Count every line that has the word "window". Give the number, without anything more.

---------- Records supplied ----------

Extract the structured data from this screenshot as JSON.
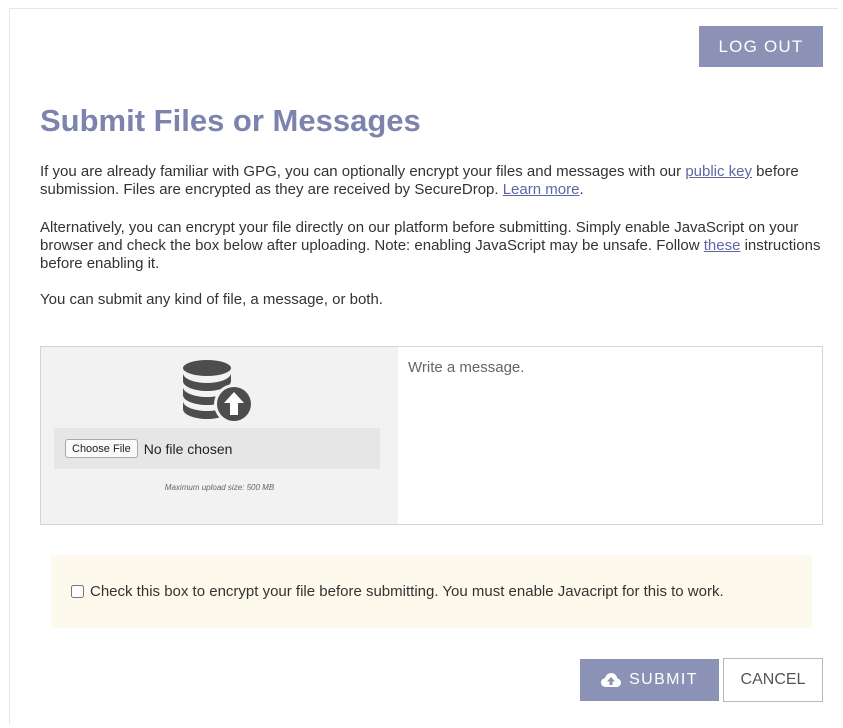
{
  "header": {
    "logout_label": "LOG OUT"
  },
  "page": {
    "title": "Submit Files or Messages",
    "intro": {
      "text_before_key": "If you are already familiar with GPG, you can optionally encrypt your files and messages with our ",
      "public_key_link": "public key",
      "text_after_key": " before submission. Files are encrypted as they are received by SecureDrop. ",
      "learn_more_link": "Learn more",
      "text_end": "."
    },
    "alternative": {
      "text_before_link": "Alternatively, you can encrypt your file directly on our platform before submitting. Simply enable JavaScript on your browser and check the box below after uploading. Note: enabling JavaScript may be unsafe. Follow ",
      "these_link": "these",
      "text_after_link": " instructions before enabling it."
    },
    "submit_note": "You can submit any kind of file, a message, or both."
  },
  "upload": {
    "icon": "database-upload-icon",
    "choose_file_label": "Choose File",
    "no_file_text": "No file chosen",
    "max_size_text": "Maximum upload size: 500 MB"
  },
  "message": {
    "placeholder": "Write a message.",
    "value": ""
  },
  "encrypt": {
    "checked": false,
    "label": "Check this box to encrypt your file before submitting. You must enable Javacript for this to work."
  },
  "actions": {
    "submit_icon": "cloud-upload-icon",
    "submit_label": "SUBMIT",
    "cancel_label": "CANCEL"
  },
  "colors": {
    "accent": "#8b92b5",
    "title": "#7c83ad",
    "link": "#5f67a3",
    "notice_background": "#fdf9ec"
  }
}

----------
---------- Records supplied ----------

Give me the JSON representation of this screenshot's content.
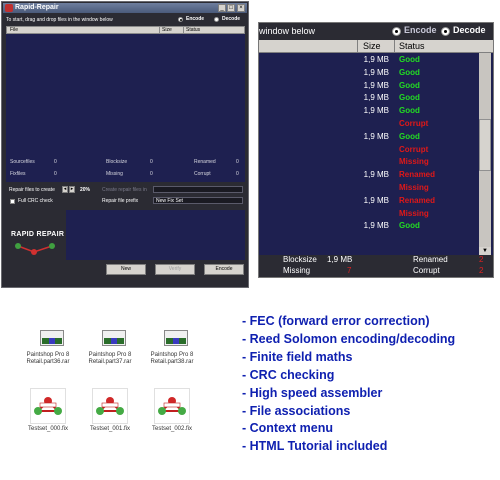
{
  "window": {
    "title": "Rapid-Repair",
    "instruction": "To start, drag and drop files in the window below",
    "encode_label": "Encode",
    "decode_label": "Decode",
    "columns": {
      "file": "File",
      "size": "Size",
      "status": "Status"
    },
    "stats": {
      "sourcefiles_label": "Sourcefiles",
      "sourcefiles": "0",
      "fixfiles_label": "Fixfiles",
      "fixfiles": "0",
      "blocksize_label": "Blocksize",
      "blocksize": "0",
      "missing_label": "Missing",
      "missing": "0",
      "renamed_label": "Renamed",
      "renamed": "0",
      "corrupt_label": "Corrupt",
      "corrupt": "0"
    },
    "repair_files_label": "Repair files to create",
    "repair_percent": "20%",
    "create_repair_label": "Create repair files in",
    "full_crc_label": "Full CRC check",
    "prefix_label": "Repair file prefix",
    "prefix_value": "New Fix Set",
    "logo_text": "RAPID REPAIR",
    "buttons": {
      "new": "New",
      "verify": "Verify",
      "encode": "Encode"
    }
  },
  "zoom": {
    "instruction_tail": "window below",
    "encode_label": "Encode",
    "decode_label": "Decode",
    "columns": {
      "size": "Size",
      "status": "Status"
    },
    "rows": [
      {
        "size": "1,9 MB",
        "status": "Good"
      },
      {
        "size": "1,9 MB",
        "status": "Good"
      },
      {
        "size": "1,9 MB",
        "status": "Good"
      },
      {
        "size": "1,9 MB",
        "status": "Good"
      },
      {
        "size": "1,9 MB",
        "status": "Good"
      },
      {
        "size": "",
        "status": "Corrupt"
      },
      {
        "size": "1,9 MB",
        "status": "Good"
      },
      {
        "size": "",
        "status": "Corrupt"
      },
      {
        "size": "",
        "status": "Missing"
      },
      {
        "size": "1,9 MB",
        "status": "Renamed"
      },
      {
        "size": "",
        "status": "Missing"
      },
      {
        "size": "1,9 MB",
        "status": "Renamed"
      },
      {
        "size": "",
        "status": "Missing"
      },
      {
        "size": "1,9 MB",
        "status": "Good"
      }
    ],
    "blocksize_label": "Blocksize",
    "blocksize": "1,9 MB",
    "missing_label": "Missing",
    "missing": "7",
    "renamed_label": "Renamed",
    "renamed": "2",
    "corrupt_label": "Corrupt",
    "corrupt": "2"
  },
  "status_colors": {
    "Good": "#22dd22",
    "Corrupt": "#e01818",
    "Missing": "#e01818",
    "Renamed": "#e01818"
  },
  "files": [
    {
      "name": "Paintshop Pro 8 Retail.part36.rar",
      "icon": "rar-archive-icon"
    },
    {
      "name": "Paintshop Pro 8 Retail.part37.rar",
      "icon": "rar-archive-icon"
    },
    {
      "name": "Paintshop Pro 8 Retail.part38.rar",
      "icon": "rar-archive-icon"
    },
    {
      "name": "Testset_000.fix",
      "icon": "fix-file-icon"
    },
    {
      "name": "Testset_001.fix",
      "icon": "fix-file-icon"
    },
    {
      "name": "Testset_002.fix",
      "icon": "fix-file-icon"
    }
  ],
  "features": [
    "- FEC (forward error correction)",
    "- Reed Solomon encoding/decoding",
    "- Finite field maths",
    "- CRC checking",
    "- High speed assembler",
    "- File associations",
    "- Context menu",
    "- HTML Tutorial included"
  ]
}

----------

- **Result for this task**: 3